- **Aim of the exercise**
Print out the entries below with no edits.
## Start Material for the task
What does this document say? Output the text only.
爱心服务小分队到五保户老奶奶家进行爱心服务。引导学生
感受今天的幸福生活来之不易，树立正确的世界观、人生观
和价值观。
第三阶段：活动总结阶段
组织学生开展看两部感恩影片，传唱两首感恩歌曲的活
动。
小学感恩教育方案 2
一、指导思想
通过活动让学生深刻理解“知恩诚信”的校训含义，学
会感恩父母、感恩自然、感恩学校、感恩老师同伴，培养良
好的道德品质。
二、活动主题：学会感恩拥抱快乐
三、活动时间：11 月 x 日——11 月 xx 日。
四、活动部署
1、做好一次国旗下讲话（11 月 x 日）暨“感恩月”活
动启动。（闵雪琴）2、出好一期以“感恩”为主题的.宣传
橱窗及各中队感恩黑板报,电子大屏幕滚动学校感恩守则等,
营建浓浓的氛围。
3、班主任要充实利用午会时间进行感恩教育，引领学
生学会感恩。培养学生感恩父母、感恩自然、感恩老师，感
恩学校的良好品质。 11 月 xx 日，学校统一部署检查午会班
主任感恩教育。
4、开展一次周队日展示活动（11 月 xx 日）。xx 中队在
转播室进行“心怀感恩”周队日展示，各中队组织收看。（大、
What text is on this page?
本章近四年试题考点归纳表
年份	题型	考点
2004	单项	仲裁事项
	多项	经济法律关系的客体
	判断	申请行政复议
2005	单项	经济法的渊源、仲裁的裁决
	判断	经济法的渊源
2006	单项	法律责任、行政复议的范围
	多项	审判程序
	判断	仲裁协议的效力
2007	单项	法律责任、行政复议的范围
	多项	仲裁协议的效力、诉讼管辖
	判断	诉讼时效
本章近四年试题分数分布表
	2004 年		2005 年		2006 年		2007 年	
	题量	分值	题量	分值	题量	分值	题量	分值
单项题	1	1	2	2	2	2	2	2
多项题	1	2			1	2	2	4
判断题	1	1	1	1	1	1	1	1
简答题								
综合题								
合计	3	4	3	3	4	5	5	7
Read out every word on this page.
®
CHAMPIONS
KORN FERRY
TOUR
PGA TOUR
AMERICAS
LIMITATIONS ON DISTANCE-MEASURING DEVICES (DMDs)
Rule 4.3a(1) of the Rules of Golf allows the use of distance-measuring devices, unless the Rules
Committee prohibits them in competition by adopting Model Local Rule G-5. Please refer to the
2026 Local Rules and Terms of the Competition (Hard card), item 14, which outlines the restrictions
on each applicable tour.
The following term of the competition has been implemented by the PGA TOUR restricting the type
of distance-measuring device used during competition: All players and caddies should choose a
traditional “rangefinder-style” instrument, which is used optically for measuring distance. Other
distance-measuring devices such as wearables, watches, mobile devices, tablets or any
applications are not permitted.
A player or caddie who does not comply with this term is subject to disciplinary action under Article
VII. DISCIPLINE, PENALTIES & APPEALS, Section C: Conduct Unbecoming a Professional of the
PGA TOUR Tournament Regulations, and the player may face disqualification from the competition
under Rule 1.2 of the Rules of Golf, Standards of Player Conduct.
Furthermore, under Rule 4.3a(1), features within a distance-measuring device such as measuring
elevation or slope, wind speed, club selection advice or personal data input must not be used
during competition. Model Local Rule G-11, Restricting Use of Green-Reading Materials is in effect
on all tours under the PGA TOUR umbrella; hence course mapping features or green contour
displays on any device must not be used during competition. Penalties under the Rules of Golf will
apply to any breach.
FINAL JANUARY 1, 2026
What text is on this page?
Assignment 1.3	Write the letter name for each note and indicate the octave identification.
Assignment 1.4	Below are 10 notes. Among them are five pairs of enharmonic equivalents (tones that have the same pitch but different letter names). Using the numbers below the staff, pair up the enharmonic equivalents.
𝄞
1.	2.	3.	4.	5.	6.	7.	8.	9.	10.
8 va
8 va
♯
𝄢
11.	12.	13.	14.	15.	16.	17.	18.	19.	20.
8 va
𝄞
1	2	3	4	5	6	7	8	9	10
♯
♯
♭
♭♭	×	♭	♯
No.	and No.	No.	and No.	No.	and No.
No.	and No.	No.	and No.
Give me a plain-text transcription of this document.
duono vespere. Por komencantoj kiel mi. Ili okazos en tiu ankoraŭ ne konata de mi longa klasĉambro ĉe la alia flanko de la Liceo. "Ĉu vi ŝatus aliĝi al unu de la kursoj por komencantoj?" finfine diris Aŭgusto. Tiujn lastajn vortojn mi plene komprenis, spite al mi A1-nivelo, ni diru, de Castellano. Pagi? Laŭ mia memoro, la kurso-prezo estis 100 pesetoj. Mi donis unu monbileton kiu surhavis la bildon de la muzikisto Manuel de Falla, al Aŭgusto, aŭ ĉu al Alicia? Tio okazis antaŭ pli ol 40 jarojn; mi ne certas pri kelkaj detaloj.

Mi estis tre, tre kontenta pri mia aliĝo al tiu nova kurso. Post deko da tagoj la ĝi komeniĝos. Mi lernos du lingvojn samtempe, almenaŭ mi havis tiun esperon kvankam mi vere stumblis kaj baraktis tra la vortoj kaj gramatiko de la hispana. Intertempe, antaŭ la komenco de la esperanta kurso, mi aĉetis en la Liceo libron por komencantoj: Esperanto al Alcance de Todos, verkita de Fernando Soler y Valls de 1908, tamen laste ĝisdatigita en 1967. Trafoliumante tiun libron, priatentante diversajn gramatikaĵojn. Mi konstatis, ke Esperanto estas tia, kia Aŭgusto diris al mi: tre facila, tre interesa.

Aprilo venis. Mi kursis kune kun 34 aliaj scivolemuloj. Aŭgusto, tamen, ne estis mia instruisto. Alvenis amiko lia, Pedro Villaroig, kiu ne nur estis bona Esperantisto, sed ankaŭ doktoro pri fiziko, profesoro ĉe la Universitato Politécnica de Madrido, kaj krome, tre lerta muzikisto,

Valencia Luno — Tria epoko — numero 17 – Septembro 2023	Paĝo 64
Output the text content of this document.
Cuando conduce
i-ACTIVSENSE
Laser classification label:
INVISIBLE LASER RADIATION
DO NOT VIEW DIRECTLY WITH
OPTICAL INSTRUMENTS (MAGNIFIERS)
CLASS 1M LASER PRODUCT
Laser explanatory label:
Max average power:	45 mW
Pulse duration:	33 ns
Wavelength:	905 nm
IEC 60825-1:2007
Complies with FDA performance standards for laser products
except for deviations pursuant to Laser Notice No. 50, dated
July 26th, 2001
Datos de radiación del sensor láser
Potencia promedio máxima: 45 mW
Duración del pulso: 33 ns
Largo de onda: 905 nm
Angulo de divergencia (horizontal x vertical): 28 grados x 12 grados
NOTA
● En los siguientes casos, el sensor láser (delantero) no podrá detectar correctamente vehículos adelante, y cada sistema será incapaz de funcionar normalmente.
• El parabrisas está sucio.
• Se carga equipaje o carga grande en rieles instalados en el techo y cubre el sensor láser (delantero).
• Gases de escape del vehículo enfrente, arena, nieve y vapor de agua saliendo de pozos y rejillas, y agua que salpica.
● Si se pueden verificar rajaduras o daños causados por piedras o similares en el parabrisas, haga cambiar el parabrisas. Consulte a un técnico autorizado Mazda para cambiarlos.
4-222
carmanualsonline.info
## End Material for the task
- **Output**
What does this document say? Output the text only.
爱心服务小分队到五保户老奶奶家进行爱心服务。引导学生
感受今天的幸福生活来之不易，树立正确的世界观、人生观
和价值观。
第三阶段：活动总结阶段
组织学生开展看两部感恩影片，传唱两首感恩歌曲的活
动。
小学感恩教育方案 2
一、指导思想
通过活动让学生深刻理解“知恩诚信”的校训含义，学
会感恩父母、感恩自然、感恩学校、感恩老师同伴，培养良
好的道德品质。
二、活动主题：学会感恩拥抱快乐
三、活动时间：11 月 x 日——11 月 xx 日。
四、活动部署
1、做好一次国旗下讲话（11 月 x 日）暨“感恩月”活
动启动。（闵雪琴）2、出好一期以“感恩”为主题的.宣传
橱窗及各中队感恩黑板报,电子大屏幕滚动学校感恩守则等,
营建浓浓的氛围。
3、班主任要充实利用午会时间进行感恩教育，引领学
生学会感恩。培养学生感恩父母、感恩自然、感恩老师，感
恩学校的良好品质。 11 月 xx 日，学校统一部署检查午会班
主任感恩教育。
4、开展一次周队日展示活动（11 月 xx 日）。xx 中队在
转播室进行“心怀感恩”周队日展示，各中队组织收看。（大、
What text is on this page?
本章近四年试题考点归纳表
年份	题型	考点
2004	单项	仲裁事项
	多项	经济法律关系的客体
	判断	申请行政复议
2005	单项	经济法的渊源、仲裁的裁决
	判断	经济法的渊源
2006	单项	法律责任、行政复议的范围
	多项	审判程序
	判断	仲裁协议的效力
2007	单项	法律责任、行政复议的范围
	多项	仲裁协议的效力、诉讼管辖
	判断	诉讼时效
本章近四年试题分数分布表
	2004 年		2005 年		2006 年		2007 年	
	题量	分值	题量	分值	题量	分值	题量	分值
单项题	1	1	2	2	2	2	2	2
多项题	1	2			1	2	2	4
判断题	1	1	1	1	1	1	1	1
简答题								
综合题								
合计	3	4	3	3	4	5	5	7
Read out every word on this page.
®
CHAMPIONS
KORN FERRY
TOUR
PGA TOUR
AMERICAS
LIMITATIONS ON DISTANCE-MEASURING DEVICES (DMDs)
Rule 4.3a(1) of the Rules of Golf allows the use of distance-measuring devices, unless the Rules
Committee prohibits them in competition by adopting Model Local Rule G-5. Please refer to the
2026 Local Rules and Terms of the Competition (Hard card), item 14, which outlines the restrictions
on each applicable tour.
The following term of the competition has been implemented by the PGA TOUR restricting the type
of distance-measuring device used during competition: All players and caddies should choose a
traditional “rangefinder-style” instrument, which is used optically for measuring distance. Other
distance-measuring devices such as wearables, watches, mobile devices, tablets or any
applications are not permitted.
A player or caddie who does not comply with this term is subject to disciplinary action under Article
VII. DISCIPLINE, PENALTIES & APPEALS, Section C: Conduct Unbecoming a Professional of the
PGA TOUR Tournament Regulations, and the player may face disqualification from the competition
under Rule 1.2 of the Rules of Golf, Standards of Player Conduct.
Furthermore, under Rule 4.3a(1), features within a distance-measuring device such as measuring
elevation or slope, wind speed, club selection advice or personal data input must not be used
during competition. Model Local Rule G-11, Restricting Use of Green-Reading Materials is in effect
on all tours under the PGA TOUR umbrella; hence course mapping features or green contour
displays on any device must not be used during competition. Penalties under the Rules of Golf will
apply to any breach.
FINAL JANUARY 1, 2026
What text is on this page?
Assignment 1.3	Write the letter name for each note and indicate the octave identification.
Assignment 1.4	Below are 10 notes. Among them are five pairs of enharmonic equivalents (tones that have the same pitch but different letter names). Using the numbers below the staff, pair up the enharmonic equivalents.
𝄞
1.	2.	3.	4.	5.	6.	7.	8.	9.	10.
8 va
8 va
♯
𝄢
11.	12.	13.	14.	15.	16.	17.	18.	19.	20.
8 va
𝄞
1	2	3	4	5	6	7	8	9	10
♯
♯
♭
♭♭	×	♭	♯
No.	and No.	No.	and No.	No.	and No.
No.	and No.	No.	and No.
Give me a plain-text transcription of this document.
duono vespere. Por komencantoj kiel mi. Ili okazos en tiu ankoraŭ ne konata de mi longa klasĉambro ĉe la alia flanko de la Liceo. "Ĉu vi ŝatus aliĝi al unu de la kursoj por komencantoj?" finfine diris Aŭgusto. Tiujn lastajn vortojn mi plene komprenis, spite al mi A1-nivelo, ni diru, de Castellano. Pagi? Laŭ mia memoro, la kurso-prezo estis 100 pesetoj. Mi donis unu monbileton kiu surhavis la bildon de la muzikisto Manuel de Falla, al Aŭgusto, aŭ ĉu al Alicia? Tio okazis antaŭ pli ol 40 jarojn; mi ne certas pri kelkaj detaloj.

Mi estis tre, tre kontenta pri mia aliĝo al tiu nova kurso. Post deko da tagoj la ĝi komeniĝos. Mi lernos du lingvojn samtempe, almenaŭ mi havis tiun esperon kvankam mi vere stumblis kaj baraktis tra la vortoj kaj gramatiko de la hispana. Intertempe, antaŭ la komenco de la esperanta kurso, mi aĉetis en la Liceo libron por komencantoj: Esperanto al Alcance de Todos, verkita de Fernando Soler y Valls de 1908, tamen laste ĝisdatigita en 1967. Trafoliumante tiun libron, priatentante diversajn gramatikaĵojn. Mi konstatis, ke Esperanto estas tia, kia Aŭgusto diris al mi: tre facila, tre interesa.

Aprilo venis. Mi kursis kune kun 34 aliaj scivolemuloj. Aŭgusto, tamen, ne estis mia instruisto. Alvenis amiko lia, Pedro Villaroig, kiu ne nur estis bona Esperantisto, sed ankaŭ doktoro pri fiziko, profesoro ĉe la Universitato Politécnica de Madrido, kaj krome, tre lerta muzikisto,

Valencia Luno — Tria epoko — numero 17 – Septembro 2023	Paĝo 64
Output the text content of this document.
Cuando conduce
i-ACTIVSENSE
Laser classification label:
INVISIBLE LASER RADIATION
DO NOT VIEW DIRECTLY WITH
OPTICAL INSTRUMENTS (MAGNIFIERS)
CLASS 1M LASER PRODUCT
Laser explanatory label:
Max average power:	45 mW
Pulse duration:	33 ns
Wavelength:	905 nm
IEC 60825-1:2007
Complies with FDA performance standards for laser products
except for deviations pursuant to Laser Notice No. 50, dated
July 26th, 2001
Datos de radiación del sensor láser
Potencia promedio máxima: 45 mW
Duración del pulso: 33 ns
Largo de onda: 905 nm
Angulo de divergencia (horizontal x vertical): 28 grados x 12 grados
NOTA
● En los siguientes casos, el sensor láser (delantero) no podrá detectar correctamente vehículos adelante, y cada sistema será incapaz de funcionar normalmente.
• El parabrisas está sucio.
• Se carga equipaje o carga grande en rieles instalados en el techo y cubre el sensor láser (delantero).
• Gases de escape del vehículo enfrente, arena, nieve y vapor de agua saliendo de pozos y rejillas, y agua que salpica.
● Si se pueden verificar rajaduras o daños causados por piedras o similares en el parabrisas, haga cambiar el parabrisas. Consulte a un técnico autorizado Mazda para cambiarlos.
4-222
carmanualsonline.info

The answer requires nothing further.